» Written problem
Exactly and only the lines from the one with "Read this page and output its text content." through the end of the listing are to be transcribed, both ends included.

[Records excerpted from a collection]
****************
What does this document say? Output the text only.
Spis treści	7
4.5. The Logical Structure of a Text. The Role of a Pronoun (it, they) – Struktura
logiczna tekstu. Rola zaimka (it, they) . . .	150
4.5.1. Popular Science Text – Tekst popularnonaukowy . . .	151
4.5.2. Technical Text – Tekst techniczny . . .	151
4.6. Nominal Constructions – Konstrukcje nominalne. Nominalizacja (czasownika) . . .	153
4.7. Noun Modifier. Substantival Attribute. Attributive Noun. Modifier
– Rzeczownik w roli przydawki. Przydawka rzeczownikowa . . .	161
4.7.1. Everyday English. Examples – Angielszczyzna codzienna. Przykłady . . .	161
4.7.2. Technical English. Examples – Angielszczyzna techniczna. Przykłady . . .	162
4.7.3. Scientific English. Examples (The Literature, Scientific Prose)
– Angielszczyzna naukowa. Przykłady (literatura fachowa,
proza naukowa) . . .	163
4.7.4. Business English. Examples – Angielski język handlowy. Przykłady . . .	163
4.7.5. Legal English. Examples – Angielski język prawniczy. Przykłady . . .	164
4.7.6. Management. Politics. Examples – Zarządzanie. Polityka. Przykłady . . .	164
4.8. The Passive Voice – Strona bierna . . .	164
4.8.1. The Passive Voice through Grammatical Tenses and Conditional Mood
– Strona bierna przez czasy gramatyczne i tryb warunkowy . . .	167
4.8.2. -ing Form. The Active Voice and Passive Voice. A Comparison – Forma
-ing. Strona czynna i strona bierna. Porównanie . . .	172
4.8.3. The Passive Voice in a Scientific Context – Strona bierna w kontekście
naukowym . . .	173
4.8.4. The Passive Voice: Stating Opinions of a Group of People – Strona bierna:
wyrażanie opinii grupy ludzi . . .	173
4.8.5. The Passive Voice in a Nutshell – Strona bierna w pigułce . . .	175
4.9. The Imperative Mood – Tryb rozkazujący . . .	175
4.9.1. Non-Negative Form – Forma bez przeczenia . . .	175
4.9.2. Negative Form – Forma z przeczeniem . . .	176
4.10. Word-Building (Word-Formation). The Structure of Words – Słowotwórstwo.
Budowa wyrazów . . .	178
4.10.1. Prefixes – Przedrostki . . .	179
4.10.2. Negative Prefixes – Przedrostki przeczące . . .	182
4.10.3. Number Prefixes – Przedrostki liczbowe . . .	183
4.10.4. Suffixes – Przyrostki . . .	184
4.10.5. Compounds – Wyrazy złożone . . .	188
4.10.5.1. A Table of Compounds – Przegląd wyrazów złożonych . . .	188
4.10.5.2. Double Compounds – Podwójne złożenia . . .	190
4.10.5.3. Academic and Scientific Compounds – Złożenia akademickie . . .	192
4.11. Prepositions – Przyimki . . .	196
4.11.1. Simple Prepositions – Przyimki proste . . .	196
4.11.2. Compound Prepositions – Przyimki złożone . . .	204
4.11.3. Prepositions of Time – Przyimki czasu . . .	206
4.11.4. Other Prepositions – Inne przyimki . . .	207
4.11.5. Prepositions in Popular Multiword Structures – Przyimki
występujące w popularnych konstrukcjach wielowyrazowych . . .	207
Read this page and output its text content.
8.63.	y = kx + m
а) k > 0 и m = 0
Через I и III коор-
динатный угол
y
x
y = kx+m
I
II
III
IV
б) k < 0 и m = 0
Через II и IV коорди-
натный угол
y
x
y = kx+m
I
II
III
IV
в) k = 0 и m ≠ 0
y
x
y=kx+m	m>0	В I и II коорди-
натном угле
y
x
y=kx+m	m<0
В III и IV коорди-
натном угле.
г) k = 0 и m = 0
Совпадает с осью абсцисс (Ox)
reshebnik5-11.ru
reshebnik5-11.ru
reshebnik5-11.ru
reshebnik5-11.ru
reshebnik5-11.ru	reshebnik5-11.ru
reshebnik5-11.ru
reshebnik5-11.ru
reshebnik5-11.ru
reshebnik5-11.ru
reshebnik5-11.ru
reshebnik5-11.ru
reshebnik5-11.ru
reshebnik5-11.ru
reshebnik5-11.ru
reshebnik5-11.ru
****************
» The solution
Read this page and output its text content.
8.63.	y = kx + m
а) k > 0 и m = 0
Через I и III коор-
динатный угол
y
x
y = kx+m
I
II
III
IV
б) k < 0 и m = 0
Через II и IV коорди-
натный угол
y
x
y = kx+m
I
II
III
IV
в) k = 0 и m ≠ 0
y
x
y=kx+m	m>0	В I и II коорди-
натном угле
y
x
y=kx+m	m<0
В III и IV коорди-
натном угле.
г) k = 0 и m = 0
Совпадает с осью абсцисс (Ox)
reshebnik5-11.ru
reshebnik5-11.ru
reshebnik5-11.ru
reshebnik5-11.ru
reshebnik5-11.ru	reshebnik5-11.ru
reshebnik5-11.ru
reshebnik5-11.ru
reshebnik5-11.ru
reshebnik5-11.ru
reshebnik5-11.ru
reshebnik5-11.ru
reshebnik5-11.ru
reshebnik5-11.ru
reshebnik5-11.ru
reshebnik5-11.ru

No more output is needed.